--- start of Dataset rows ---

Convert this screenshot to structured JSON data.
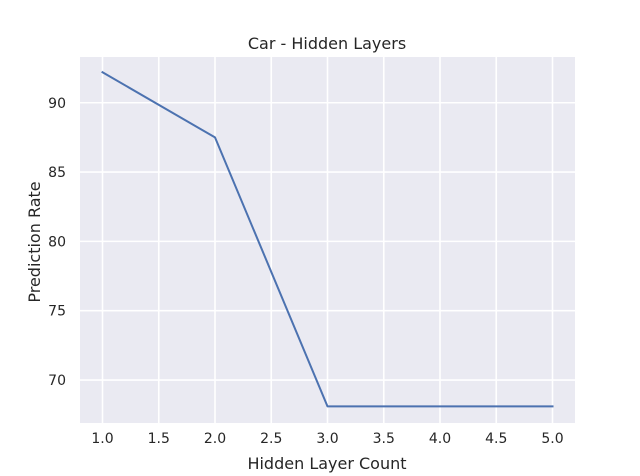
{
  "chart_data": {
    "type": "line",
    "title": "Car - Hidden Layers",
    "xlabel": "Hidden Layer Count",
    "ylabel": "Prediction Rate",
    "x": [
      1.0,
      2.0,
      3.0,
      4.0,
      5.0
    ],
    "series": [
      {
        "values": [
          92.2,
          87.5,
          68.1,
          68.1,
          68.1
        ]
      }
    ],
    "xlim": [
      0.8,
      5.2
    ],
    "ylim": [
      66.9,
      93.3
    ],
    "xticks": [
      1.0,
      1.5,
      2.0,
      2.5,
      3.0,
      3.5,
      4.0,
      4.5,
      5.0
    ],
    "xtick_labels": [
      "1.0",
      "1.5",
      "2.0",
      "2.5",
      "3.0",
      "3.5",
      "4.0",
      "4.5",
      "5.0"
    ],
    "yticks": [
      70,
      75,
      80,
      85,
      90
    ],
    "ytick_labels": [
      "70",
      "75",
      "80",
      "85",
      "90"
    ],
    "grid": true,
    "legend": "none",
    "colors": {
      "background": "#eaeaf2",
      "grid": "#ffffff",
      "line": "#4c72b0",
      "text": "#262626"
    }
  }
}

--- end of Dataset rows ---

→ Exercise details
Extract from the data every line where "Hidden" shows up.

→ Result for this exercise
    "title": "Car - Hidden Layers",
    "xlabel": "Hidden Layer Count",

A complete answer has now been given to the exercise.